> **Job**:
Repeat all of the material exactly as given.

> **Records supplied**:
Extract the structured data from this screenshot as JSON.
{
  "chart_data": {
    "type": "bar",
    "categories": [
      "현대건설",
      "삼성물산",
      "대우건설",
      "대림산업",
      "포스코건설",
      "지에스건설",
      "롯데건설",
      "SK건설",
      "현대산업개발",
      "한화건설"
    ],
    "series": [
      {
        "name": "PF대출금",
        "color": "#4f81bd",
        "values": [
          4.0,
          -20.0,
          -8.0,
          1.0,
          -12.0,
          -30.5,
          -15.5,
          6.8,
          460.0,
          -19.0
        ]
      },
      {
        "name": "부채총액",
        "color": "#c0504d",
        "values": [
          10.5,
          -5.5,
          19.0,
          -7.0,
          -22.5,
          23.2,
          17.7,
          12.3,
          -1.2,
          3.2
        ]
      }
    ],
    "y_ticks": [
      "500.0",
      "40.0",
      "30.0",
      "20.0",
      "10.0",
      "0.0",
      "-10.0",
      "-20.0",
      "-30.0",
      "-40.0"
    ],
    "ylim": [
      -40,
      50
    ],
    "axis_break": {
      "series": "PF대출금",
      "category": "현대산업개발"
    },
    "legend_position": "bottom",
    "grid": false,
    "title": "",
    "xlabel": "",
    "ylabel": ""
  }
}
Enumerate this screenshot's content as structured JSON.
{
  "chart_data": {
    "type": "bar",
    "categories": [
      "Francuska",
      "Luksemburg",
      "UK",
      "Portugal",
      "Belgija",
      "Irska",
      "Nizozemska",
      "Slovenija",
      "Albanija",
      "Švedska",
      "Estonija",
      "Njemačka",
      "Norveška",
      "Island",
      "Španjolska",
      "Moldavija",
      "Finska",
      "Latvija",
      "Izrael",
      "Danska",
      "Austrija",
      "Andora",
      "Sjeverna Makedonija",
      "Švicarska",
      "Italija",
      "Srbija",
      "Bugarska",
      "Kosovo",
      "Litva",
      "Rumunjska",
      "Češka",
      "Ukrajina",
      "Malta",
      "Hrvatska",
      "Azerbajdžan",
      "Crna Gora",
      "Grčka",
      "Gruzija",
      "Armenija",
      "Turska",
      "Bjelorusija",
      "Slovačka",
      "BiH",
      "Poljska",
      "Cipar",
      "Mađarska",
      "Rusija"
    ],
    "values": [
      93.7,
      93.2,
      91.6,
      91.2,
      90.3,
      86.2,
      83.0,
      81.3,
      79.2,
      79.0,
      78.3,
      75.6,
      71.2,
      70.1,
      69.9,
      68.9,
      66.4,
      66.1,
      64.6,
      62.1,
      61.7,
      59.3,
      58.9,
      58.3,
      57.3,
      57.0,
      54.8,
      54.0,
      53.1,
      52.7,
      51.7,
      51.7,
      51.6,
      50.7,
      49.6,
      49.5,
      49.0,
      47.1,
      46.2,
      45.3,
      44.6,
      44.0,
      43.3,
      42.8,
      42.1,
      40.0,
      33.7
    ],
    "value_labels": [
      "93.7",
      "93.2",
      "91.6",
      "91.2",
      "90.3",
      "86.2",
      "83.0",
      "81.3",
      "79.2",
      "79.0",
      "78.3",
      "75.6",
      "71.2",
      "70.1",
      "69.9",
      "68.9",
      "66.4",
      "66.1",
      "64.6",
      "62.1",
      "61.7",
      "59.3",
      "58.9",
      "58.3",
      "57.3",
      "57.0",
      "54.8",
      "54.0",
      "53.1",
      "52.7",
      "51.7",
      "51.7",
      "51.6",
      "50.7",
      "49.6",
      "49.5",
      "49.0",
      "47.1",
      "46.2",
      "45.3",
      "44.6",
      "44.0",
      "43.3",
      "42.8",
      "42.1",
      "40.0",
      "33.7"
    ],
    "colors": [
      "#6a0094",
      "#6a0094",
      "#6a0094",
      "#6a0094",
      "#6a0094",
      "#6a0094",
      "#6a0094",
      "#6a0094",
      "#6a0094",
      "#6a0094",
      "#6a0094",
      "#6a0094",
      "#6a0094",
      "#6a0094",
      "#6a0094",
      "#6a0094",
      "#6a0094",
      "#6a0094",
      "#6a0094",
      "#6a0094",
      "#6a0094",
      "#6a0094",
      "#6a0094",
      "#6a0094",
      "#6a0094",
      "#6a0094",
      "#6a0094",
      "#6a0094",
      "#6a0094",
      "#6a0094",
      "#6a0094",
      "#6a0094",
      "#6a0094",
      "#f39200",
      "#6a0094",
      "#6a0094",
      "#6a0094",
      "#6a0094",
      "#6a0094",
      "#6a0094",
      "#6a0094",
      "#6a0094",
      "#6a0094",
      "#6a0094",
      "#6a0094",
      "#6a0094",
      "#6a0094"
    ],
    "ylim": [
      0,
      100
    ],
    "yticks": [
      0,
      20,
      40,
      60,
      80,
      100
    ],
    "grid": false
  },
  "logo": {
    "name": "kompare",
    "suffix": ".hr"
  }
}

> **Correct result**:
Extract the structured data from this screenshot as JSON.
{
  "chart_data": {
    "type": "bar",
    "categories": [
      "현대건설",
      "삼성물산",
      "대우건설",
      "대림산업",
      "포스코건설",
      "지에스건설",
      "롯데건설",
      "SK건설",
      "현대산업개발",
      "한화건설"
    ],
    "series": [
      {
        "name": "PF대출금",
        "color": "#4f81bd",
        "values": [
          4.0,
          -20.0,
          -8.0,
          1.0,
          -12.0,
          -30.5,
          -15.5,
          6.8,
          460.0,
          -19.0
        ]
      },
      {
        "name": "부채총액",
        "color": "#c0504d",
        "values": [
          10.5,
          -5.5,
          19.0,
          -7.0,
          -22.5,
          23.2,
          17.7,
          12.3,
          -1.2,
          3.2
        ]
      }
    ],
    "y_ticks": [
      "500.0",
      "40.0",
      "30.0",
      "20.0",
      "10.0",
      "0.0",
      "-10.0",
      "-20.0",
      "-30.0",
      "-40.0"
    ],
    "ylim": [
      -40,
      50
    ],
    "axis_break": {
      "series": "PF대출금",
      "category": "현대산업개발"
    },
    "legend_position": "bottom",
    "grid": false,
    "title": "",
    "xlabel": "",
    "ylabel": ""
  }
}
Enumerate this screenshot's content as structured JSON.
{
  "chart_data": {
    "type": "bar",
    "categories": [
      "Francuska",
      "Luksemburg",
      "UK",
      "Portugal",
      "Belgija",
      "Irska",
      "Nizozemska",
      "Slovenija",
      "Albanija",
      "Švedska",
      "Estonija",
      "Njemačka",
      "Norveška",
      "Island",
      "Španjolska",
      "Moldavija",
      "Finska",
      "Latvija",
      "Izrael",
      "Danska",
      "Austrija",
      "Andora",
      "Sjeverna Makedonija",
      "Švicarska",
      "Italija",
      "Srbija",
      "Bugarska",
      "Kosovo",
      "Litva",
      "Rumunjska",
      "Češka",
      "Ukrajina",
      "Malta",
      "Hrvatska",
      "Azerbajdžan",
      "Crna Gora",
      "Grčka",
      "Gruzija",
      "Armenija",
      "Turska",
      "Bjelorusija",
      "Slovačka",
      "BiH",
      "Poljska",
      "Cipar",
      "Mađarska",
      "Rusija"
    ],
    "values": [
      93.7,
      93.2,
      91.6,
      91.2,
      90.3,
      86.2,
      83.0,
      81.3,
      79.2,
      79.0,
      78.3,
      75.6,
      71.2,
      70.1,
      69.9,
      68.9,
      66.4,
      66.1,
      64.6,
      62.1,
      61.7,
      59.3,
      58.9,
      58.3,
      57.3,
      57.0,
      54.8,
      54.0,
      53.1,
      52.7,
      51.7,
      51.7,
      51.6,
      50.7,
      49.6,
      49.5,
      49.0,
      47.1,
      46.2,
      45.3,
      44.6,
      44.0,
      43.3,
      42.8,
      42.1,
      40.0,
      33.7
    ],
    "value_labels": [
      "93.7",
      "93.2",
      "91.6",
      "91.2",
      "90.3",
      "86.2",
      "83.0",
      "81.3",
      "79.2",
      "79.0",
      "78.3",
      "75.6",
      "71.2",
      "70.1",
      "69.9",
      "68.9",
      "66.4",
      "66.1",
      "64.6",
      "62.1",
      "61.7",
      "59.3",
      "58.9",
      "58.3",
      "57.3",
      "57.0",
      "54.8",
      "54.0",
      "53.1",
      "52.7",
      "51.7",
      "51.7",
      "51.6",
      "50.7",
      "49.6",
      "49.5",
      "49.0",
      "47.1",
      "46.2",
      "45.3",
      "44.6",
      "44.0",
      "43.3",
      "42.8",
      "42.1",
      "40.0",
      "33.7"
    ],
    "colors": [
      "#6a0094",
      "#6a0094",
      "#6a0094",
      "#6a0094",
      "#6a0094",
      "#6a0094",
      "#6a0094",
      "#6a0094",
      "#6a0094",
      "#6a0094",
      "#6a0094",
      "#6a0094",
      "#6a0094",
      "#6a0094",
      "#6a0094",
      "#6a0094",
      "#6a0094",
      "#6a0094",
      "#6a0094",
      "#6a0094",
      "#6a0094",
      "#6a0094",
      "#6a0094",
      "#6a0094",
      "#6a0094",
      "#6a0094",
      "#6a0094",
      "#6a0094",
      "#6a0094",
      "#6a0094",
      "#6a0094",
      "#6a0094",
      "#6a0094",
      "#f39200",
      "#6a0094",
      "#6a0094",
      "#6a0094",
      "#6a0094",
      "#6a0094",
      "#6a0094",
      "#6a0094",
      "#6a0094",
      "#6a0094",
      "#6a0094",
      "#6a0094",
      "#6a0094",
      "#6a0094"
    ],
    "ylim": [
      0,
      100
    ],
    "yticks": [
      0,
      20,
      40,
      60,
      80,
      100
    ],
    "grid": false
  },
  "logo": {
    "name": "kompare",
    "suffix": ".hr"
  }
}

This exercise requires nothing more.